DATA EXTRACT Start Marker
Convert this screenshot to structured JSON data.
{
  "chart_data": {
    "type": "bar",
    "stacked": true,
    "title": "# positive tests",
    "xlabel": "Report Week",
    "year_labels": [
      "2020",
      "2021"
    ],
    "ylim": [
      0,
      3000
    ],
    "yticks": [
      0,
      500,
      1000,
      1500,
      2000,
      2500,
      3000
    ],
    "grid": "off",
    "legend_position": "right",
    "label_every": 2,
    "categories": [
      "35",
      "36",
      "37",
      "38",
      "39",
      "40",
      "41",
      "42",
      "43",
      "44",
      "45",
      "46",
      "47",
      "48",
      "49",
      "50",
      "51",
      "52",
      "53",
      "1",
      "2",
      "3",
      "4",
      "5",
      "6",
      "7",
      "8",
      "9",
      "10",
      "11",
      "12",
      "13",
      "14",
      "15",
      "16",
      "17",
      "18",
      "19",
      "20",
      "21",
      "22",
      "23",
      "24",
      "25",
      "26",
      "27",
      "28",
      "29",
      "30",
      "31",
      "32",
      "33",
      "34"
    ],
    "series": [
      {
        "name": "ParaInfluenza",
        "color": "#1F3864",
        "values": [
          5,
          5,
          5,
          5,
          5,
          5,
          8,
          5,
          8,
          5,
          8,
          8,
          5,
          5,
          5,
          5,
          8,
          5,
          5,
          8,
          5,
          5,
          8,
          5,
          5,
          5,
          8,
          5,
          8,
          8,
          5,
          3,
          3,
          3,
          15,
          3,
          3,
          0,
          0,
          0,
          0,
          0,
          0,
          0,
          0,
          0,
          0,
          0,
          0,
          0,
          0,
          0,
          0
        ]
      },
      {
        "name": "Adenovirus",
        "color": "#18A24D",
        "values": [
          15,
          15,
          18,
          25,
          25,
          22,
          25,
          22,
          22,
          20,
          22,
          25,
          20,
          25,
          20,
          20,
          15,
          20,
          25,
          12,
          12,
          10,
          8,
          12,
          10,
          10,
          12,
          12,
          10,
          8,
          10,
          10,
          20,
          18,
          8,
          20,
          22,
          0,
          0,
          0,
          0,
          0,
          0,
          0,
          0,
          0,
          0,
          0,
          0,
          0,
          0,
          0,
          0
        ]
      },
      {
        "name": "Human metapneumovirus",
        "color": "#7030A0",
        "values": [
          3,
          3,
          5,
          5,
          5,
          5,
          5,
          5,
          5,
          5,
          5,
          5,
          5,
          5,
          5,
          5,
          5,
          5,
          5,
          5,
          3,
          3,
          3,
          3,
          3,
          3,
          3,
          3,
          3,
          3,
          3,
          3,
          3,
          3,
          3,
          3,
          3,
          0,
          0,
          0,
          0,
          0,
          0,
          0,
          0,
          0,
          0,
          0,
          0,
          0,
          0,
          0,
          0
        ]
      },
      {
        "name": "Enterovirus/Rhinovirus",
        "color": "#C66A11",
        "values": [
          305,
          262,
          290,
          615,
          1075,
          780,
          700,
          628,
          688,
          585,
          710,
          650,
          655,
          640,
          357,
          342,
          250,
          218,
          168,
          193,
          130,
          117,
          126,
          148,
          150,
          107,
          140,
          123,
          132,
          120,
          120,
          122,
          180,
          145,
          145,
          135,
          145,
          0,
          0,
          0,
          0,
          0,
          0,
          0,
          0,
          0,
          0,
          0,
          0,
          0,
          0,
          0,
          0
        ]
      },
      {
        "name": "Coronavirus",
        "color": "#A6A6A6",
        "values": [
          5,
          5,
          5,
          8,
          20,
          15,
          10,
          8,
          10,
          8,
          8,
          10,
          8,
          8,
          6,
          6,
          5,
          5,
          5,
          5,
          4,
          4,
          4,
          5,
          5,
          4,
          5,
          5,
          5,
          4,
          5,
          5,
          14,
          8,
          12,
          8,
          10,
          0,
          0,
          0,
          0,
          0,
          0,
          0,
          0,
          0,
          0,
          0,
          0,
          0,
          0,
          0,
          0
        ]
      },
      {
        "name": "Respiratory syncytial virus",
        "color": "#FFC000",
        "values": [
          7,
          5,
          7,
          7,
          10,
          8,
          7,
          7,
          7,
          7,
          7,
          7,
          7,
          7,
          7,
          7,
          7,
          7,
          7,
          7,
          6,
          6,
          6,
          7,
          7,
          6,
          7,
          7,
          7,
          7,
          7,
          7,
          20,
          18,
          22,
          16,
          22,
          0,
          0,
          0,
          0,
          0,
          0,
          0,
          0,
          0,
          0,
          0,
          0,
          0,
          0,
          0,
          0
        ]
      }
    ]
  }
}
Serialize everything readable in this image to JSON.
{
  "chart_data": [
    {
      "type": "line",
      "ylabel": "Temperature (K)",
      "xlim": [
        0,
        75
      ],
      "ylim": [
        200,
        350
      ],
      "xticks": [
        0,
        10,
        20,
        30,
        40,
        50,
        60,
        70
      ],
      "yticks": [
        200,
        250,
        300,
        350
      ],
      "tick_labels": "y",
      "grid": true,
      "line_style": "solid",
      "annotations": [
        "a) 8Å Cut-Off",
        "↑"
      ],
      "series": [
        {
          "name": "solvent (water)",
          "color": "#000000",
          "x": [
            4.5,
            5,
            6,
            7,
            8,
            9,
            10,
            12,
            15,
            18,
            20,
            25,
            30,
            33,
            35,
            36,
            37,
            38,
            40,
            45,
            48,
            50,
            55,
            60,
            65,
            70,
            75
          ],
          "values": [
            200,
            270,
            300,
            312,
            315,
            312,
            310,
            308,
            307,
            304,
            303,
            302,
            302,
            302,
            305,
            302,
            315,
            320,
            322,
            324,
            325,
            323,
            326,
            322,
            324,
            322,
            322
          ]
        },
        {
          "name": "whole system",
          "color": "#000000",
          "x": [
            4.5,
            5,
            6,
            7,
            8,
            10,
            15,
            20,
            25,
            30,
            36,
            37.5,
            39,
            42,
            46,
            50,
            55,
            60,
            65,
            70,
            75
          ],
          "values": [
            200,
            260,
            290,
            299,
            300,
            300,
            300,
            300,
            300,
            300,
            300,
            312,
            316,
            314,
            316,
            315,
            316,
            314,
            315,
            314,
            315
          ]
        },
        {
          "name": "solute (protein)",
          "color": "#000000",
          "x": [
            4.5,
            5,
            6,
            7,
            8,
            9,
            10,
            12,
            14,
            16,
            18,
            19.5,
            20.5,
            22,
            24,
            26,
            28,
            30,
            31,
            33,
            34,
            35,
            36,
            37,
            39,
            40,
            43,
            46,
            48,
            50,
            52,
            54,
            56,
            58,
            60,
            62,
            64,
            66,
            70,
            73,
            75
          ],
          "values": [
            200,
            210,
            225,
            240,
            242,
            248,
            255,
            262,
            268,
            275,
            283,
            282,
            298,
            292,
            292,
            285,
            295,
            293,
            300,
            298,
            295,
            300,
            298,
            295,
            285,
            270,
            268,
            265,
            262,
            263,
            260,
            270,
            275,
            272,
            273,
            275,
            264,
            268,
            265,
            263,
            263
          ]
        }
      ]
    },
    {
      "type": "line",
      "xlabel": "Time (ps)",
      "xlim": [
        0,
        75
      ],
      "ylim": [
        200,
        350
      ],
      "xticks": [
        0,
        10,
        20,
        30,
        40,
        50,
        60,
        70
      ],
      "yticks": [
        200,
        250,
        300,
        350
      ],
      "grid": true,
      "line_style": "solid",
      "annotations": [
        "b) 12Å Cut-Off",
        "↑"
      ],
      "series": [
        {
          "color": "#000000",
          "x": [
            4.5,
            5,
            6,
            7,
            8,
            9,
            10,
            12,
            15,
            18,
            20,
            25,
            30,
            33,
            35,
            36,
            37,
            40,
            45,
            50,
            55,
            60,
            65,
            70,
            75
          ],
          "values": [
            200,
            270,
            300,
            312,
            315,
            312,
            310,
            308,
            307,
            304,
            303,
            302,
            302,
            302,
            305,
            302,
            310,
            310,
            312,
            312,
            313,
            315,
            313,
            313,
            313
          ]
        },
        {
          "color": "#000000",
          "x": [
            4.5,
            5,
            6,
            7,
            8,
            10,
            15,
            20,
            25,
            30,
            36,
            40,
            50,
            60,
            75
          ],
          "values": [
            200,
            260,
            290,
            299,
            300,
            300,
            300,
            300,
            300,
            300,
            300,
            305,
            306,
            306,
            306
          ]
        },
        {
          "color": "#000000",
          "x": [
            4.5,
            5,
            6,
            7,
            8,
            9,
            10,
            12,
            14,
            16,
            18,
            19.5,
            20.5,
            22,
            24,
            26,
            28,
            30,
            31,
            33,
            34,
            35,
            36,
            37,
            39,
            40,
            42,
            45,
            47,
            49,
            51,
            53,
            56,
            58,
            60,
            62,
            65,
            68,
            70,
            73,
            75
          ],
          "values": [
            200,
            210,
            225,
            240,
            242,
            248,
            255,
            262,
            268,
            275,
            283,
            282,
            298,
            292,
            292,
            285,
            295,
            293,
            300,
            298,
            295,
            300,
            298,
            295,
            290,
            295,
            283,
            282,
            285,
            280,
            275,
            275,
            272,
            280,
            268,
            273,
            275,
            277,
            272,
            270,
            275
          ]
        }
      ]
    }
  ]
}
DATA EXTRACT End Marker
### EXERCISE PROMPT
Lines holding the word "JSON" in the entries above are the ones to pull out. Copy them all.

### TASK RESPONSE
Convert this screenshot to structured JSON data.
Serialize everything readable in this image to JSON.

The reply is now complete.